## [THE TASK]
Retype every entry exactly, character for character.

## [DATA]
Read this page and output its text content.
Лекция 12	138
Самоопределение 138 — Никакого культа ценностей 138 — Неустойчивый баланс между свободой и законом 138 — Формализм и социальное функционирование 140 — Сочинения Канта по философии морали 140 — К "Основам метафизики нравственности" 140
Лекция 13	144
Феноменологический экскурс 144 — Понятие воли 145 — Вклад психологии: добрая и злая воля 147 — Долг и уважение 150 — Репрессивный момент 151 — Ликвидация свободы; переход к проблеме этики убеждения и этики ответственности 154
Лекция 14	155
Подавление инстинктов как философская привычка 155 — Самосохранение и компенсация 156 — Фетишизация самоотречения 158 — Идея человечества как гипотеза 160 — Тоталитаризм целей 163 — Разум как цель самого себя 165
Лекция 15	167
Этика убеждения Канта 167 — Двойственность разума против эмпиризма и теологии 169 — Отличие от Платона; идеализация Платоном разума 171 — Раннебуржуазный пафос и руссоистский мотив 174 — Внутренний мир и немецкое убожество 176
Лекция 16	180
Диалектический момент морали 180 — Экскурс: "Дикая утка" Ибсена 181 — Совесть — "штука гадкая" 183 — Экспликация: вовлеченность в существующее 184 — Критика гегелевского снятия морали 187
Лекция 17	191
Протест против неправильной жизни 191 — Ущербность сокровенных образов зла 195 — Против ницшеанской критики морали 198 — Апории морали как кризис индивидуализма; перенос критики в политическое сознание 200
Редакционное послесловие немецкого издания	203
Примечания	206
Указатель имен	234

## [TASK RESPONSE]
Read this page and output its text content.
Лекция 12	138
Самоопределение 138 — Никакого культа ценностей 138 — Неустойчивый баланс между свободой и законом 138 — Формализм и социальное функционирование 140 — Сочинения Канта по философии морали 140 — К "Основам метафизики нравственности" 140
Лекция 13	144
Феноменологический экскурс 144 — Понятие воли 145 — Вклад психологии: добрая и злая воля 147 — Долг и уважение 150 — Репрессивный момент 151 — Ликвидация свободы; переход к проблеме этики убеждения и этики ответственности 154
Лекция 14	155
Подавление инстинктов как философская привычка 155 — Самосохранение и компенсация 156 — Фетишизация самоотречения 158 — Идея человечества как гипотеза 160 — Тоталитаризм целей 163 — Разум как цель самого себя 165
Лекция 15	167
Этика убеждения Канта 167 — Двойственность разума против эмпиризма и теологии 169 — Отличие от Платона; идеализация Платоном разума 171 — Раннебуржуазный пафос и руссоистский мотив 174 — Внутренний мир и немецкое убожество 176
Лекция 16	180
Диалектический момент морали 180 — Экскурс: "Дикая утка" Ибсена 181 — Совесть — "штука гадкая" 183 — Экспликация: вовлеченность в существующее 184 — Критика гегелевского снятия морали 187
Лекция 17	191
Протест против неправильной жизни 191 — Ущербность сокровенных образов зла 195 — Против ницшеанской критики морали 198 — Апории морали как кризис индивидуализма; перенос критики в политическое сознание 200
Редакционное послесловие немецкого издания	203
Примечания	206
Указатель имен	234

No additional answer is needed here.